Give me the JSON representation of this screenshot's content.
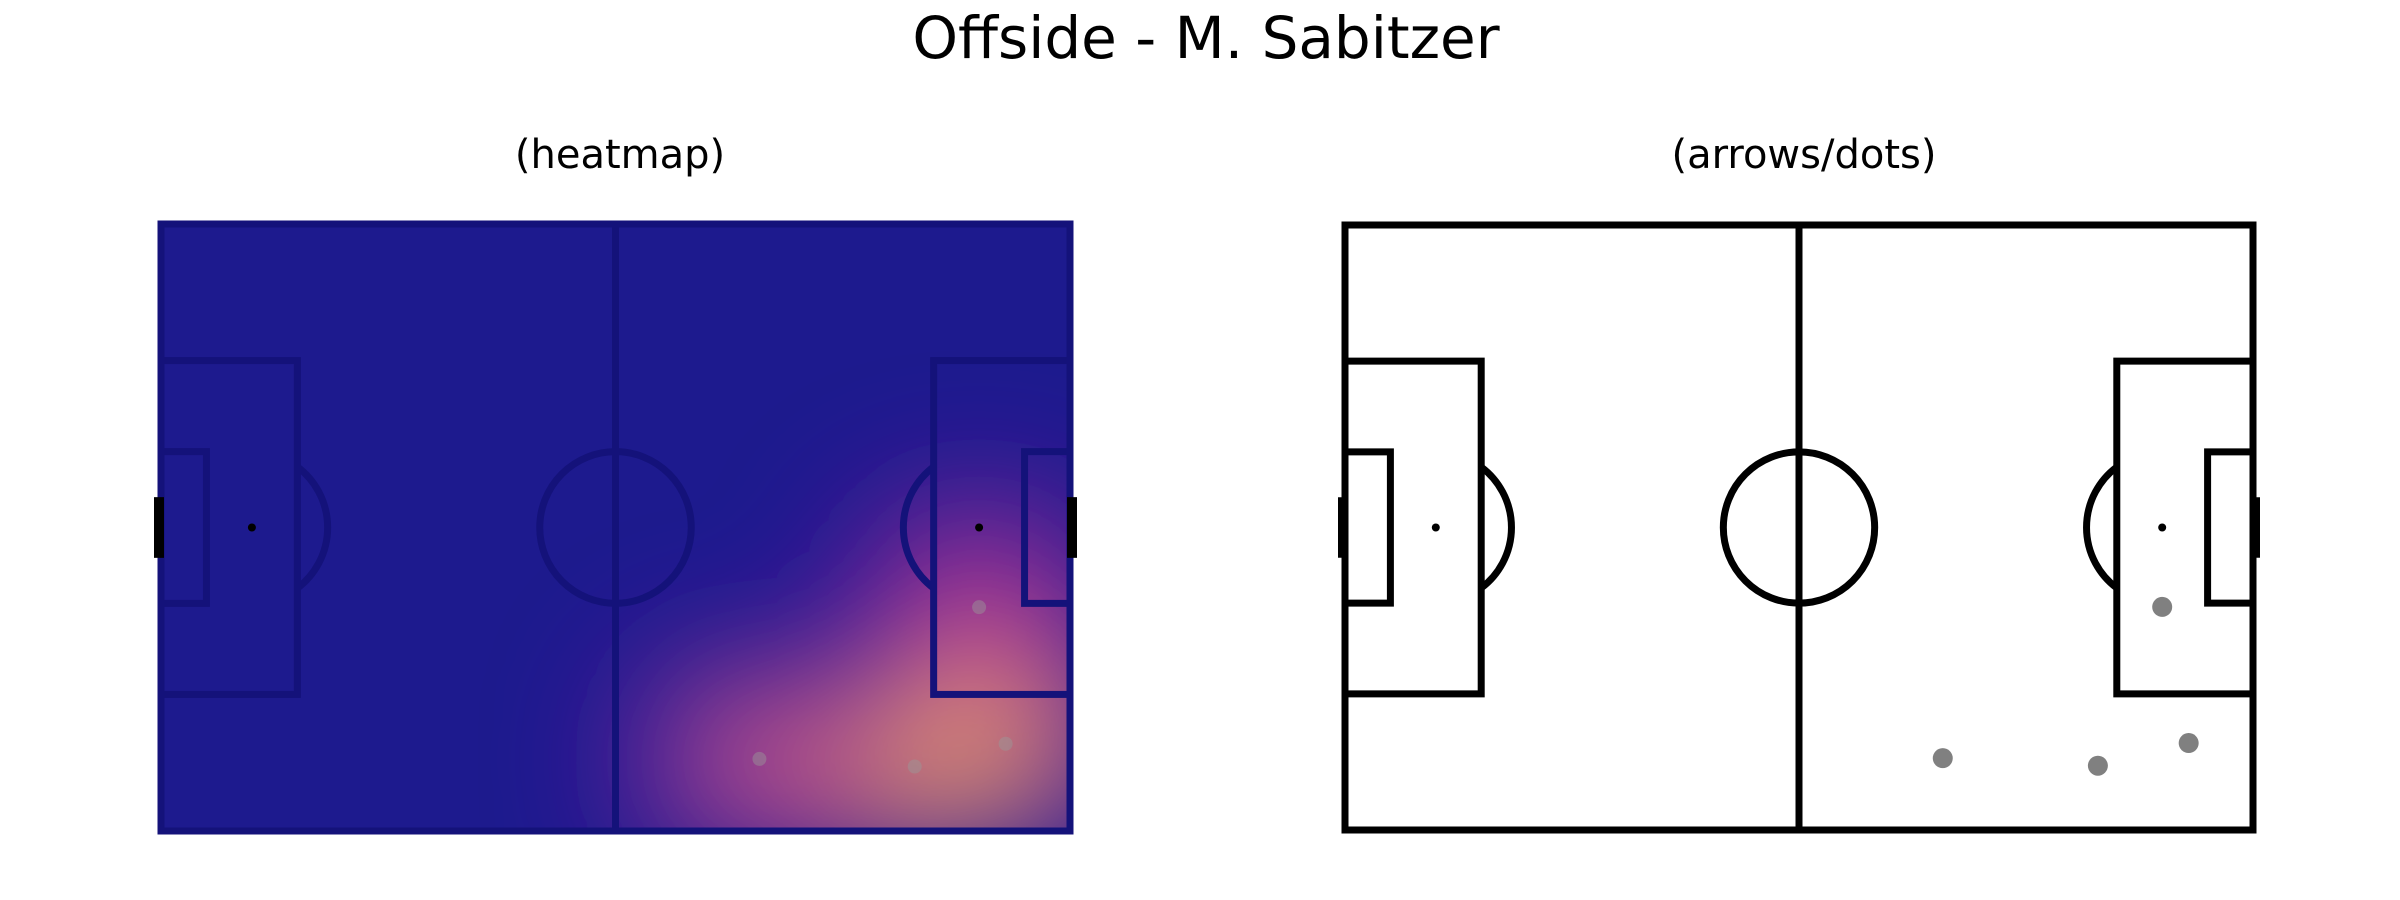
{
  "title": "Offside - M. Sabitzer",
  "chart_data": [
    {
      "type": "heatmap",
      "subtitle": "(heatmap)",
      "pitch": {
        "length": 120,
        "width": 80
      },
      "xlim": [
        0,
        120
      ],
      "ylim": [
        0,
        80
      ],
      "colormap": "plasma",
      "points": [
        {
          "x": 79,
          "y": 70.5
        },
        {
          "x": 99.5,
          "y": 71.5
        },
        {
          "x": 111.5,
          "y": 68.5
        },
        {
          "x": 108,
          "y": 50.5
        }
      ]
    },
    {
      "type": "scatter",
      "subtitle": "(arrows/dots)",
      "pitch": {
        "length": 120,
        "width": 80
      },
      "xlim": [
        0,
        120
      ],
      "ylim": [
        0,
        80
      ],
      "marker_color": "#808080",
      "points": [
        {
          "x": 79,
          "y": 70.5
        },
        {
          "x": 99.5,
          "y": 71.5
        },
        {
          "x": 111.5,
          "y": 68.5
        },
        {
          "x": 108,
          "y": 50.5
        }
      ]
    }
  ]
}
-=-=-
Exercise requirements:
Reproduce every line exactly and omit all pictures.

Written answer:
Give me the JSON representation of this screenshot's content.
{
  "title": "Offside - M. Sabitzer",
  "chart_data": [
    {
      "type": "heatmap",
      "subtitle": "(heatmap)",
      "pitch": {
        "length": 120,
        "width": 80
      },
      "xlim": [
        0,
        120
      ],
      "ylim": [
        0,
        80
      ],
      "colormap": "plasma",
      "points": [
        {
          "x": 79,
          "y": 70.5
        },
        {
          "x": 99.5,
          "y": 71.5
        },
        {
          "x": 111.5,
          "y": 68.5
        },
        {
          "x": 108,
          "y": 50.5
        }
      ]
    },
    {
      "type": "scatter",
      "subtitle": "(arrows/dots)",
      "pitch": {
        "length": 120,
        "width": 80
      },
      "xlim": [
        0,
        120
      ],
      "ylim": [
        0,
        80
      ],
      "marker_color": "#808080",
      "points": [
        {
          "x": 79,
          "y": 70.5
        },
        {
          "x": 99.5,
          "y": 71.5
        },
        {
          "x": 111.5,
          "y": 68.5
        },
        {
          "x": 108,
          "y": 50.5
        }
      ]
    }
  ]
}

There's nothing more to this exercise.